=== VORLIEGENDER TEXT ===
# TV Sound über Soundkarte



## Torsley (10. Dezember 2008)

*TV Sound über Soundkarte*

Hallo,
und zwar habe ich folgendes problem. ich will mir in naher zukunft einen einen pc unter den fehrnseher stellen. nun wollte ich wissen, ob ich den fehrnseher an die soundkarte anschließen kann und ob dann noch ein mehrkanal signal (sofehrn vorhanden) anliegt?

tv "samsung LE-46A956D" an soundkarte (warscheinlich eine x-fi) und von da aus an ein "creativ gigaworks s750"

oder kann man per hdmi den sound über die grafikkarte zur soundkarte bekommen? ich hab leider keine ahnung und hoffe ihr habt das wissen. ^.^

danke schonmal im vorraus

gruß Torsley


----------



## Herbboy (11. Dezember 2008)

*AW: TV Sound über Soundkarte*

was hast du denn für eine quelle, die 5.1 senden könnte? receiver? DVDplayer?

=== ANGEZEIGTE DATEN ===
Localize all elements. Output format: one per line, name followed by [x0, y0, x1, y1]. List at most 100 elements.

=== AUFGABEN UND ÜBUNGEN ===
a: Beantworte anhand des Threads zum TV-Sound über die Soundkarte:
(i) Welches Fernsehermodell gibt Torsley an?
(ii) An welches Lautsprechersystem soll der Ton von der Soundkarte aus gehen?
(iii) Welche zwei Geräte nennt Herbboy als mögliche Quellen für 5.1?
b: Schreibe aus dem Thread zum TV-Sound über die Soundkarte alles von „oder kann man“ bis hinunter zu „(11. Dezember 2008)“ wortgetreu ab.

=== LÖSUNGEN DER AUFGABEN ===
a:
(i) Samsung LE-46A956D
(ii) creativ gigaworks s750
(iii) Receiver und DVD-Player

b:
oder kann man per hdmi den sound über die grafikkarte zur soundkarte bekommen? ich hab leider keine ahnung und hoffe ihr habt das wissen. ^.^

danke schonmal im vorraus

gruß Torsley


----------



## Herbboy (11. Dezember 2008)